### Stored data
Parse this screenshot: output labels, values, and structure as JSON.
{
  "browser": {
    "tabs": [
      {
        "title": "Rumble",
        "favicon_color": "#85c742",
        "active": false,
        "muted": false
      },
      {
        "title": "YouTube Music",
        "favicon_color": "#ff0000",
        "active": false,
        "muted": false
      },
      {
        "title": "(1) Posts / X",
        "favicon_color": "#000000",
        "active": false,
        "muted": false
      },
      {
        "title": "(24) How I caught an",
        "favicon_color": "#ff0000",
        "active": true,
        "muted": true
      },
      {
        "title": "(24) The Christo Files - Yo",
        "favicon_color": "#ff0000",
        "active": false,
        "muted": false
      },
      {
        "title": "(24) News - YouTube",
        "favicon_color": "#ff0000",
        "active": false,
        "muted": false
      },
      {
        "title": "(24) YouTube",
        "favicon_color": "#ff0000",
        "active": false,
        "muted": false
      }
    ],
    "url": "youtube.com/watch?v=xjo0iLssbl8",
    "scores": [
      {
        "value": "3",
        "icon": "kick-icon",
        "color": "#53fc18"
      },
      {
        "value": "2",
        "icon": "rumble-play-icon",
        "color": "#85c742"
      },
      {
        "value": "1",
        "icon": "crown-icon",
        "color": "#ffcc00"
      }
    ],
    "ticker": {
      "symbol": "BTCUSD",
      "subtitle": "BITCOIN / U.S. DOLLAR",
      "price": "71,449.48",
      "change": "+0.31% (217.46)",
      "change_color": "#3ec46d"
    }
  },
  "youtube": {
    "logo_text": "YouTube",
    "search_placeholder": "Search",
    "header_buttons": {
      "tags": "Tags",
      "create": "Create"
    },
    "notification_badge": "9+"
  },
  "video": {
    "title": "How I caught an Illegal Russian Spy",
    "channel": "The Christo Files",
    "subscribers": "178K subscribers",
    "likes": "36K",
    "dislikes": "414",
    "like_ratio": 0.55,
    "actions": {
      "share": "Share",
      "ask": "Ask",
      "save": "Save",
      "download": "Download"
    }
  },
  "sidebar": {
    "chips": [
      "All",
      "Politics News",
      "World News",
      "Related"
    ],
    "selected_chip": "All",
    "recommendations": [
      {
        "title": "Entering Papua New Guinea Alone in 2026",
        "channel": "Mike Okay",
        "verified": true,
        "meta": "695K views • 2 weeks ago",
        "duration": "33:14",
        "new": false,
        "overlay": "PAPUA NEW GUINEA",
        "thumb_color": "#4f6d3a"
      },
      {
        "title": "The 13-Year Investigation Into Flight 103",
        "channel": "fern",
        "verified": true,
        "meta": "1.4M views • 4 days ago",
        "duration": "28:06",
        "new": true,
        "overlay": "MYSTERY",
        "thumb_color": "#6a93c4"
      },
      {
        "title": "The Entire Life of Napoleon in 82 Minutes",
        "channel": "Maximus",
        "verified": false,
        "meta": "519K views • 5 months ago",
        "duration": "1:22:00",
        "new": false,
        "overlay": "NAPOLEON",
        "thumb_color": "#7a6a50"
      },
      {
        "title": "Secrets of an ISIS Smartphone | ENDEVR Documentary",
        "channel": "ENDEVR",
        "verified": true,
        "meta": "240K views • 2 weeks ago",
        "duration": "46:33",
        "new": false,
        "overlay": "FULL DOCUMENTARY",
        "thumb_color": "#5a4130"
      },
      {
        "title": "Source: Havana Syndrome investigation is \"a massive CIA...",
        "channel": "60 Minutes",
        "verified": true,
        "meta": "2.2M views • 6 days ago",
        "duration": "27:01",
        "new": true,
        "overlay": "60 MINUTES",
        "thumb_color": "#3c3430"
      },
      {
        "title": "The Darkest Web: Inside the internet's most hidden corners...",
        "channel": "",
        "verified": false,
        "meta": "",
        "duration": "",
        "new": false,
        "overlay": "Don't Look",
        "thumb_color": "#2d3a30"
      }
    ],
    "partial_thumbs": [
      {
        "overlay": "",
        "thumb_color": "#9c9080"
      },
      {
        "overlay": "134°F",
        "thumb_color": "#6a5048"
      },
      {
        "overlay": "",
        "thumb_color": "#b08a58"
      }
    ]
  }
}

### Task prompt
Reproduce the data shown above exactly.

### Correct response
Parse this screenshot: output labels, values, and structure as JSON.
{
  "browser": {
    "tabs": [
      {
        "title": "Rumble",
        "favicon_color": "#85c742",
        "active": false,
        "muted": false
      },
      {
        "title": "YouTube Music",
        "favicon_color": "#ff0000",
        "active": false,
        "muted": false
      },
      {
        "title": "(1) Posts / X",
        "favicon_color": "#000000",
        "active": false,
        "muted": false
      },
      {
        "title": "(24) How I caught an",
        "favicon_color": "#ff0000",
        "active": true,
        "muted": true
      },
      {
        "title": "(24) The Christo Files - Yo",
        "favicon_color": "#ff0000",
        "active": false,
        "muted": false
      },
      {
        "title": "(24) News - YouTube",
        "favicon_color": "#ff0000",
        "active": false,
        "muted": false
      },
      {
        "title": "(24) YouTube",
        "favicon_color": "#ff0000",
        "active": false,
        "muted": false
      }
    ],
    "url": "youtube.com/watch?v=xjo0iLssbl8",
    "scores": [
      {
        "value": "3",
        "icon": "kick-icon",
        "color": "#53fc18"
      },
      {
        "value": "2",
        "icon": "rumble-play-icon",
        "color": "#85c742"
      },
      {
        "value": "1",
        "icon": "crown-icon",
        "color": "#ffcc00"
      }
    ],
    "ticker": {
      "symbol": "BTCUSD",
      "subtitle": "BITCOIN / U.S. DOLLAR",
      "price": "71,449.48",
      "change": "+0.31% (217.46)",
      "change_color": "#3ec46d"
    }
  },
  "youtube": {
    "logo_text": "YouTube",
    "search_placeholder": "Search",
    "header_buttons": {
      "tags": "Tags",
      "create": "Create"
    },
    "notification_badge": "9+"
  },
  "video": {
    "title": "How I caught an Illegal Russian Spy",
    "channel": "The Christo Files",
    "subscribers": "178K subscribers",
    "likes": "36K",
    "dislikes": "414",
    "like_ratio": 0.55,
    "actions": {
      "share": "Share",
      "ask": "Ask",
      "save": "Save",
      "download": "Download"
    }
  },
  "sidebar": {
    "chips": [
      "All",
      "Politics News",
      "World News",
      "Related"
    ],
    "selected_chip": "All",
    "recommendations": [
      {
        "title": "Entering Papua New Guinea Alone in 2026",
        "channel": "Mike Okay",
        "verified": true,
        "meta": "695K views • 2 weeks ago",
        "duration": "33:14",
        "new": false,
        "overlay": "PAPUA NEW GUINEA",
        "thumb_color": "#4f6d3a"
      },
      {
        "title": "The 13-Year Investigation Into Flight 103",
        "channel": "fern",
        "verified": true,
        "meta": "1.4M views • 4 days ago",
        "duration": "28:06",
        "new": true,
        "overlay": "MYSTERY",
        "thumb_color": "#6a93c4"
      },
      {
        "title": "The Entire Life of Napoleon in 82 Minutes",
        "channel": "Maximus",
        "verified": false,
        "meta": "519K views • 5 months ago",
        "duration": "1:22:00",
        "new": false,
        "overlay": "NAPOLEON",
        "thumb_color": "#7a6a50"
      },
      {
        "title": "Secrets of an ISIS Smartphone | ENDEVR Documentary",
        "channel": "ENDEVR",
        "verified": true,
        "meta": "240K views • 2 weeks ago",
        "duration": "46:33",
        "new": false,
        "overlay": "FULL DOCUMENTARY",
        "thumb_color": "#5a4130"
      },
      {
        "title": "Source: Havana Syndrome investigation is \"a massive CIA...",
        "channel": "60 Minutes",
        "verified": true,
        "meta": "2.2M views • 6 days ago",
        "duration": "27:01",
        "new": true,
        "overlay": "60 MINUTES",
        "thumb_color": "#3c3430"
      },
      {
        "title": "The Darkest Web: Inside the internet's most hidden corners...",
        "channel": "",
        "verified": false,
        "meta": "",
        "duration": "",
        "new": false,
        "overlay": "Don't Look",
        "thumb_color": "#2d3a30"
      }
    ],
    "partial_thumbs": [
      {
        "overlay": "",
        "thumb_color": "#9c9080"
      },
      {
        "overlay": "134°F",
        "thumb_color": "#6a5048"
      },
      {
        "overlay": "",
        "thumb_color": "#b08a58"
      }
    ]
  }
}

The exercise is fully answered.